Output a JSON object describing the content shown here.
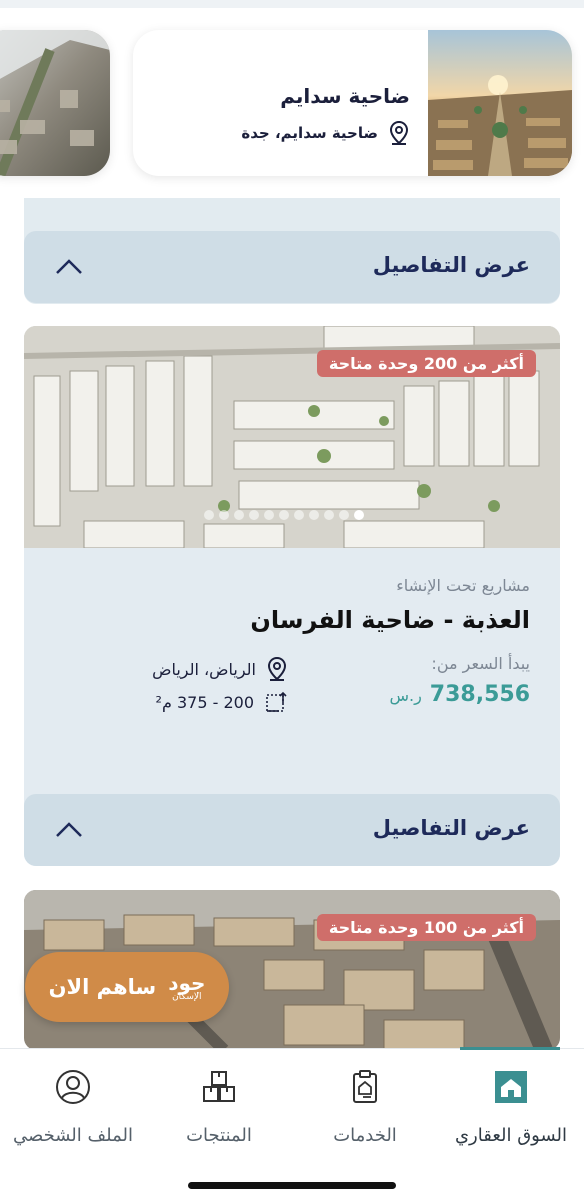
{
  "featured": {
    "title": "ضاحية سدايم",
    "location": "ضاحية سدايم، جدة"
  },
  "details_label": "عرض التفاصيل",
  "cards": [
    {
      "badge": "أكثر من 200 وحدة متاحة",
      "status": "مشاريع تحت الإنشاء",
      "name": "العذبة - ضاحية الفرسان",
      "price_label": "يبدأ السعر من:",
      "price": "738,556",
      "currency": "ر.س",
      "location": "الرياض، الرياض",
      "area": "200 - 375 م²"
    },
    {
      "badge": "أكثر من 100 وحدة متاحة"
    }
  ],
  "fab": {
    "label": "ساهم الان",
    "logo_main": "جود",
    "logo_sub": "الإسكان"
  },
  "nav": {
    "items": [
      {
        "label": "السوق العقاري",
        "icon": "home-icon",
        "active": true
      },
      {
        "label": "الخدمات",
        "icon": "clipboard-icon",
        "active": false
      },
      {
        "label": "المنتجات",
        "icon": "boxes-icon",
        "active": false
      },
      {
        "label": "الملف الشخصي",
        "icon": "user-icon",
        "active": false
      }
    ]
  },
  "colors": {
    "accent": "#3b8f91",
    "price": "#3b9b97",
    "badge": "#cf6e6a",
    "fab": "#d08b48",
    "card_bg": "#e3ebf1",
    "details_bg": "#cfdde6"
  }
}
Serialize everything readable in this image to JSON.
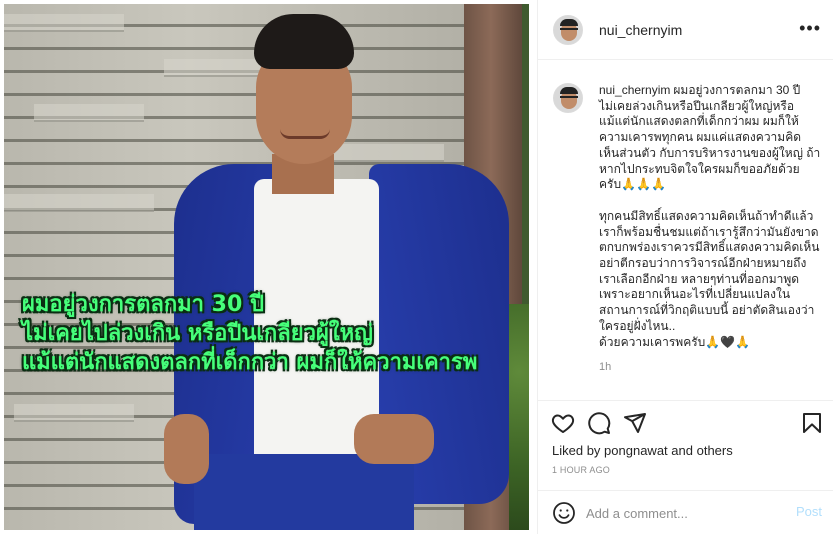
{
  "post": {
    "username": "nui_chernyim",
    "image_caption_lines": [
      "ผมอยู่วงการตลกมา 30 ปี",
      "ไม่เคยไปล่วงเกิน หรือปีนเกลียวผู้ใหญ่",
      "แม้แต่นักแสดงตลกที่เด็กกว่า ผมก็ให้ความเคารพ"
    ],
    "caption": {
      "username": "nui_chernyim",
      "paragraph1": "ผมอยู่วงการตลกมา 30 ปี\nไม่เคยล่วงเกินหรือปีนเกลียวผู้ใหญ่หรือแม้แต่นักแสดงตลกที่เด็กกว่าผม ผมก็ให้ความเคารพทุกคน ผมแค่แสดงความคิดเห็นส่วนตัว กับการบริหารงานของผู้ใหญ่ ถ้าหากไปกระทบจิตใจใครผมก็ขออภัยด้วยครับ🙏🙏🙏",
      "paragraph2": "ทุกคนมีสิทธิ์แสดงความคิดเห็นถ้าทำดีแล้วเราก็พร้อมชื่นชมแต่ถ้าเรารู้สึกว่ามันยังขาดตกบกพร่องเราควรมีสิทธิ์แสดงความคิดเห็น อย่าตีกรอบว่าการวิจารณ์อีกฝ่ายหมายถึงเราเลือกอีกฝ่าย หลายๆท่านที่ออกมาพูดเพราะอยากเห็นอะไรที่เปลี่ยนแปลงในสถานการณ์ที่วิกฤติแบบนี้ อย่าตัดสินเองว่าใครอยู่ฝั่งไหน..\nด้วยความเคารพครับ🙏🖤🙏",
      "time": "1h"
    },
    "likes_prefix": "Liked by",
    "liked_by_user": "pongnawat",
    "likes_suffix": "and others",
    "post_age": "1 HOUR AGO"
  },
  "comment_box": {
    "placeholder": "Add a comment...",
    "post_label": "Post"
  },
  "icons": {
    "more": "more-options-icon",
    "like": "heart-icon",
    "comment": "comment-bubble-icon",
    "share": "paper-plane-icon",
    "save": "bookmark-icon",
    "emoji": "emoji-smile-icon"
  },
  "colors": {
    "caption_overlay_text": "#46ff7a",
    "link_button_disabled": "#b2dffc",
    "meta_text": "#8e8e8e"
  }
}
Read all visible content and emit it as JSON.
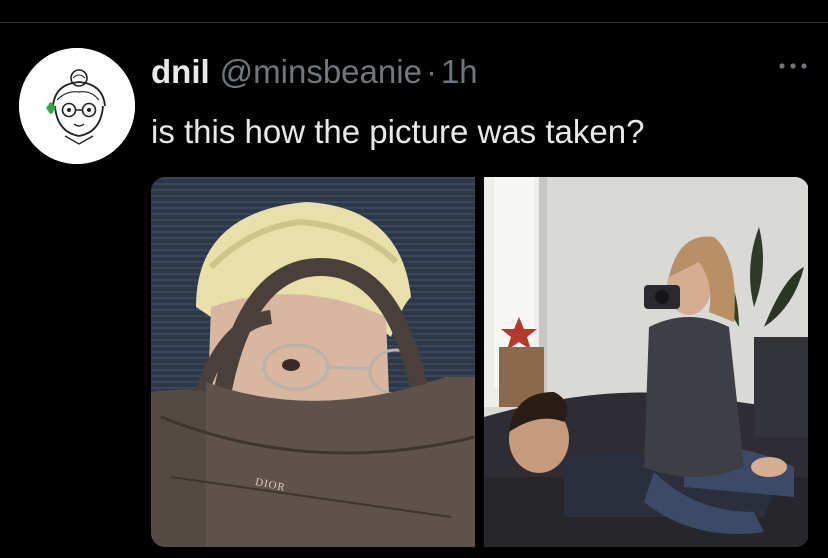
{
  "tweet": {
    "display_name": "dnil",
    "handle": "@minsbeanie",
    "separator": "·",
    "time": "1h",
    "text": "is this how the picture was taken?",
    "more_icon": "more-horizontal-icon"
  },
  "media": {
    "items": [
      {
        "bag_brand_text": "DIOR"
      },
      {}
    ]
  },
  "colors": {
    "background": "#000000",
    "primary_text": "#e7e9ea",
    "secondary_text": "#71767b",
    "divider": "#2f3336"
  }
}
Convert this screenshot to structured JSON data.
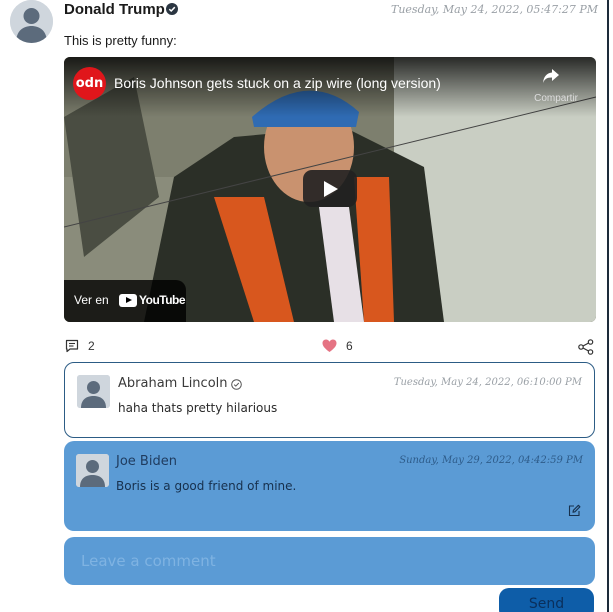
{
  "post": {
    "author": "Donald Trump",
    "date": "Tuesday, May 24, 2022, 05:47:27 PM",
    "text": "This is pretty funny:",
    "comments_count": "2",
    "likes_count": "6",
    "icons": {
      "verified": "verified-badge-icon",
      "comments": "comment-icon",
      "like": "heart-icon",
      "share": "share-icon"
    }
  },
  "video": {
    "channel_logo": "odn",
    "title": "Boris Johnson gets stuck on a zip wire (long version)",
    "share_label": "Compartir",
    "watch_label": "Ver en",
    "youtube_label": "YouTube"
  },
  "comments": [
    {
      "author": "Abraham Lincoln",
      "date": "Tuesday, May 24, 2022, 06:10:00 PM",
      "text": "haha thats pretty hilarious"
    },
    {
      "author": "Joe Biden",
      "date": "Sunday, May 29, 2022, 04:42:59 PM",
      "text": "Boris is a good friend of mine."
    }
  ],
  "comment_form": {
    "placeholder": "Leave a comment",
    "send_label": "Send"
  },
  "colors": {
    "accent": "#5b9bd5",
    "send_button": "#0e5da8",
    "like": "#e57383",
    "border": "#2c5c85"
  }
}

Task statement: Check each line of the records above for the string "متاحة", and report every line that has it.

The response:
      "badge": "أكثر من 200 وحدة متاحة",
      "badge": "أكثر من 100 وحدة متاحة"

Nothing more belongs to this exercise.